Exercise aim> Rename "bounding box" to "enclosing box" in everything from the line containing "Where is each" down to the line containing "- app-health[interactable]: ❤" in the listing. Return only those lines, otherwise unchanged.

[Records of where elements are located]
○ ○ ○
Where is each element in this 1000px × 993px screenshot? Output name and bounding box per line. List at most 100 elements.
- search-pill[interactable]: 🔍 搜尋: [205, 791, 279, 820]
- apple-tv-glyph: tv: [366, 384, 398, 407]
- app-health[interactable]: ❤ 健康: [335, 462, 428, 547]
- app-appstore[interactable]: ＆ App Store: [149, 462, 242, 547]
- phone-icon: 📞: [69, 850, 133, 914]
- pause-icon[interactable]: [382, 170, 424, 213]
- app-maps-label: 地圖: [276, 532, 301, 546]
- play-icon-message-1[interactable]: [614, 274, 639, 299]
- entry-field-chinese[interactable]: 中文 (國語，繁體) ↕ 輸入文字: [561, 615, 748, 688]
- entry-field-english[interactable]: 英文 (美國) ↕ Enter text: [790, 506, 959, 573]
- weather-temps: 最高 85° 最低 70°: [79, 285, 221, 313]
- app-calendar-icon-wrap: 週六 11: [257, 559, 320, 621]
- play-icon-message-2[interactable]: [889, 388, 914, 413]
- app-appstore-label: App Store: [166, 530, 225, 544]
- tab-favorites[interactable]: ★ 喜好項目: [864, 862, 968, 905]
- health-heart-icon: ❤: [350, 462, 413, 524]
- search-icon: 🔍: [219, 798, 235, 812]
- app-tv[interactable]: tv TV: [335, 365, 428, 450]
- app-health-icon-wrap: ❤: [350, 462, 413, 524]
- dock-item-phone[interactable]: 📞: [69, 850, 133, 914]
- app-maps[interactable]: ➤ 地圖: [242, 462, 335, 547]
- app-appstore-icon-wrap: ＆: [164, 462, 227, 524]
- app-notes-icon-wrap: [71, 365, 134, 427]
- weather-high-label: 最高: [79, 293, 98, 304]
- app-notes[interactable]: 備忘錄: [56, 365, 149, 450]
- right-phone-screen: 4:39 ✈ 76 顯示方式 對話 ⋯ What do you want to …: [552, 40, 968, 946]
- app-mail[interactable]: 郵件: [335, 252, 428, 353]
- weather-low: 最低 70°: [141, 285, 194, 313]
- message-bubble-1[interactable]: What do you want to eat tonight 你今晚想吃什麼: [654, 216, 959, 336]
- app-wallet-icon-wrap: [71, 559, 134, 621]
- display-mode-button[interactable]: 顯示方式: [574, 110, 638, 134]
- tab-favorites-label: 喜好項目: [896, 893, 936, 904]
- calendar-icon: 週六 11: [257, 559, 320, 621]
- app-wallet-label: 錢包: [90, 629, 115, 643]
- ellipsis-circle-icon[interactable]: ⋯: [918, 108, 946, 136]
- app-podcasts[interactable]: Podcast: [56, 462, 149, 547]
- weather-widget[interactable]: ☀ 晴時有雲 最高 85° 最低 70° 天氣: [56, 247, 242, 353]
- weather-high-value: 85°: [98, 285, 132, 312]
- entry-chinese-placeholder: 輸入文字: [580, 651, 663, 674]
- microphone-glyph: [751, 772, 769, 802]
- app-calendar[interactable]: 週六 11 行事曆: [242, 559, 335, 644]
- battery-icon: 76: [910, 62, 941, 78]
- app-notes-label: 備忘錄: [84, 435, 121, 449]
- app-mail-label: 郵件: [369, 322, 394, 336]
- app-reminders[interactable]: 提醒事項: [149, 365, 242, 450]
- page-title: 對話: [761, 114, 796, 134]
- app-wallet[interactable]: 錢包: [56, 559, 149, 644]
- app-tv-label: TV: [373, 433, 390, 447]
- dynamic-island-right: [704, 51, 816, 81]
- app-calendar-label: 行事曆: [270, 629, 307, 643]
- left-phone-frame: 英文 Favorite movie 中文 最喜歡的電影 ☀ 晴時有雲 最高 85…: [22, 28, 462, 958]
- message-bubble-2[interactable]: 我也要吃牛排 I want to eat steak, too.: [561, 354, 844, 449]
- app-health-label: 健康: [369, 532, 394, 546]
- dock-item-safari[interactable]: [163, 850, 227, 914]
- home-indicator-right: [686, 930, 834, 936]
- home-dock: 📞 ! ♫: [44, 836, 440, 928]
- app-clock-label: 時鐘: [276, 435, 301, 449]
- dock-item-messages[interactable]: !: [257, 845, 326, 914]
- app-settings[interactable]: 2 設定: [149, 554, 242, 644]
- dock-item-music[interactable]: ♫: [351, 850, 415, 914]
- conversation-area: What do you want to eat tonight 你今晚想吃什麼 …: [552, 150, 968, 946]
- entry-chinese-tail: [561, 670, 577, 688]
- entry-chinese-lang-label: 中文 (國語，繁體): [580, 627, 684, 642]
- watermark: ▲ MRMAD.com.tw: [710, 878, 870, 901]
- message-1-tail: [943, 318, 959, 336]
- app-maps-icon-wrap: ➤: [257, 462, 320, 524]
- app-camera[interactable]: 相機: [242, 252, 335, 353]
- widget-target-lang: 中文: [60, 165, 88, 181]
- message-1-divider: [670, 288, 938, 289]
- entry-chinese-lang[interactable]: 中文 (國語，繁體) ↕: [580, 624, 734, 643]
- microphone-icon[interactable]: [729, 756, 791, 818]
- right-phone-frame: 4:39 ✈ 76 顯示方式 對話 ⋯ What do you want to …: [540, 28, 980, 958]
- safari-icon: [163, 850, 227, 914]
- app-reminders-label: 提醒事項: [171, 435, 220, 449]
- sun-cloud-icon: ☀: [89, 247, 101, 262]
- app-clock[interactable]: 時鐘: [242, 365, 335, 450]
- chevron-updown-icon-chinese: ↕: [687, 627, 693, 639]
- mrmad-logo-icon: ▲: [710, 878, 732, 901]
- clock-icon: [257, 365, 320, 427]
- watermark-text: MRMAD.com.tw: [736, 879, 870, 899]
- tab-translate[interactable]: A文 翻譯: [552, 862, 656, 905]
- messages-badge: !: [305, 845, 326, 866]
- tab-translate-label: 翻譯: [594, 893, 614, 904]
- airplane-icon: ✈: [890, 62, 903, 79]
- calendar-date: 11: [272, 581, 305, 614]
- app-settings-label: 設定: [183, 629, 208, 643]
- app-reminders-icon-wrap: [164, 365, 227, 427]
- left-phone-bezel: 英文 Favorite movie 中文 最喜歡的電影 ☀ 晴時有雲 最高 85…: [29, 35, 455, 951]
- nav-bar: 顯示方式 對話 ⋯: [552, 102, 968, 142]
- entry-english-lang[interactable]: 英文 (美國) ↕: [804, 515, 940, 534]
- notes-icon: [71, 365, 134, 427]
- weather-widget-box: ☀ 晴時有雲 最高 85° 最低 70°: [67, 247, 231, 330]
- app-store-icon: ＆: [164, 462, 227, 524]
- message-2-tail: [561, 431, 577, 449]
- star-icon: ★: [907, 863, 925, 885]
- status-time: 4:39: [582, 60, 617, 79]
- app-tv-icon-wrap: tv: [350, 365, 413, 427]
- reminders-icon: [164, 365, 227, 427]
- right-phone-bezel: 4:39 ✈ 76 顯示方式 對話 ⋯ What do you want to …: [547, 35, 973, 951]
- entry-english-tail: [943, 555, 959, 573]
○ ○ ○
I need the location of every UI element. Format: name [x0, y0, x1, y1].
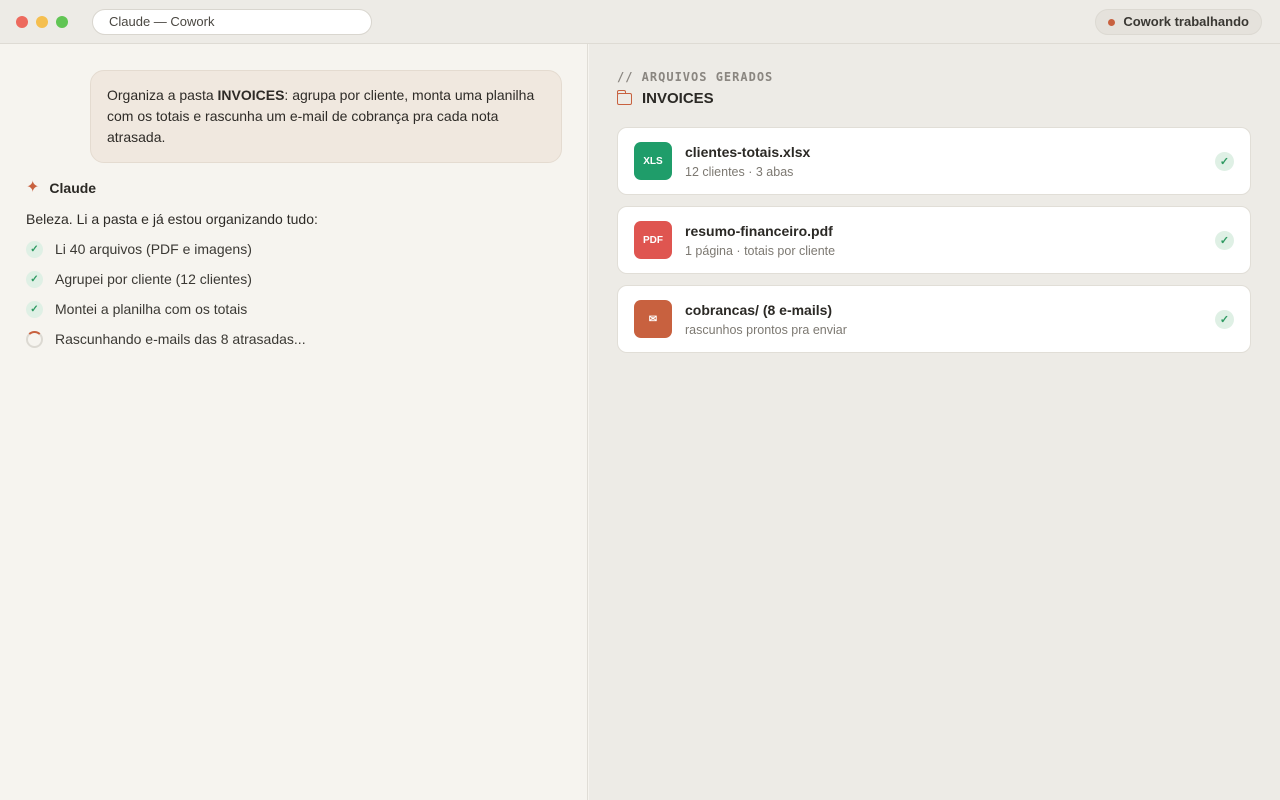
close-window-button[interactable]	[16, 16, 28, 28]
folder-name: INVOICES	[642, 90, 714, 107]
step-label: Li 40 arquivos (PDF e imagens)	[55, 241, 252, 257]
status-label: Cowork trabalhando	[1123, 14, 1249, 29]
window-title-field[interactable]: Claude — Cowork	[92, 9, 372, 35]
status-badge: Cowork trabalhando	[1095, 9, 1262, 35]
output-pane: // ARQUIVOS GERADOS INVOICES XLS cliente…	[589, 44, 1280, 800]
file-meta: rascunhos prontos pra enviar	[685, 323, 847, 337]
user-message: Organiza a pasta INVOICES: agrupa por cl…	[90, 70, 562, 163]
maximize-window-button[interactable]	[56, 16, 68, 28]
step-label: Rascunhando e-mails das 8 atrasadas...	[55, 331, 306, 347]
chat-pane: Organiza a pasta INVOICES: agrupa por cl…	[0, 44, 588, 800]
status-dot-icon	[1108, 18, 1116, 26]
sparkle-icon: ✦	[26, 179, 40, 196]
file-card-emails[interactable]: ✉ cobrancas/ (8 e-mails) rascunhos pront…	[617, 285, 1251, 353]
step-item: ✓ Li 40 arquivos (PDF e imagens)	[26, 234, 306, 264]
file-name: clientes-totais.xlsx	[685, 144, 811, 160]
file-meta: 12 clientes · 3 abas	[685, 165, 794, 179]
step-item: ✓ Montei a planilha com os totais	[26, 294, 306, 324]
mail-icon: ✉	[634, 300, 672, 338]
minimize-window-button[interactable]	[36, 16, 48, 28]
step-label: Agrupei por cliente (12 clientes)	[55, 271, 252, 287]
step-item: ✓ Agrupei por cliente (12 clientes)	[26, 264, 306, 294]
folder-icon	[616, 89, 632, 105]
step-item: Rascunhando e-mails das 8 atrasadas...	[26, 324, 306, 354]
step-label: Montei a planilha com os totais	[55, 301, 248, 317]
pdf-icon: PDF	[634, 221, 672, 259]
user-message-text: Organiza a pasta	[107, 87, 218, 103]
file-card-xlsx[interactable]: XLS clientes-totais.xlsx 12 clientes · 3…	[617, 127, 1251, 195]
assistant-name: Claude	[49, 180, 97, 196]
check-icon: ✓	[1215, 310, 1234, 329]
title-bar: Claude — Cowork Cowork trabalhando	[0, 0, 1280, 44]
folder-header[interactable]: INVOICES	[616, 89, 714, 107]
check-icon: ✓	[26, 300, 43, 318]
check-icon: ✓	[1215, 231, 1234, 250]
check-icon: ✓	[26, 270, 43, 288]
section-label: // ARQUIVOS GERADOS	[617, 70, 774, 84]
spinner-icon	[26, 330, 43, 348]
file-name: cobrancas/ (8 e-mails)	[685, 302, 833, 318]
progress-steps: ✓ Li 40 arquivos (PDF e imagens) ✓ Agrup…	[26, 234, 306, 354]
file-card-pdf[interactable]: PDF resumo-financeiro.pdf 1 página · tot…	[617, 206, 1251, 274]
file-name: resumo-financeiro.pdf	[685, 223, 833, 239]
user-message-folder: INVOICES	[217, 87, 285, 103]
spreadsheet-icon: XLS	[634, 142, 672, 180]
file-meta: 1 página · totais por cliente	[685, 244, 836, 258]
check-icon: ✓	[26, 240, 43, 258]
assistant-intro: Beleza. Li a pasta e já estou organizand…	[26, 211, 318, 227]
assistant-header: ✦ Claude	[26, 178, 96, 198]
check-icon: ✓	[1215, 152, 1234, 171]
○ ○ ○
Response for this exercise>
Where is each element in this 1000px × 993px screenshot? Output name and enclosing box per line. List at most 100 elements.
- search-pill[interactable]: 🔍 搜尋: [205, 791, 279, 820]
- apple-tv-glyph: tv: [366, 384, 398, 407]
- app-health[interactable]: ❤ 健康: [335, 462, 428, 547]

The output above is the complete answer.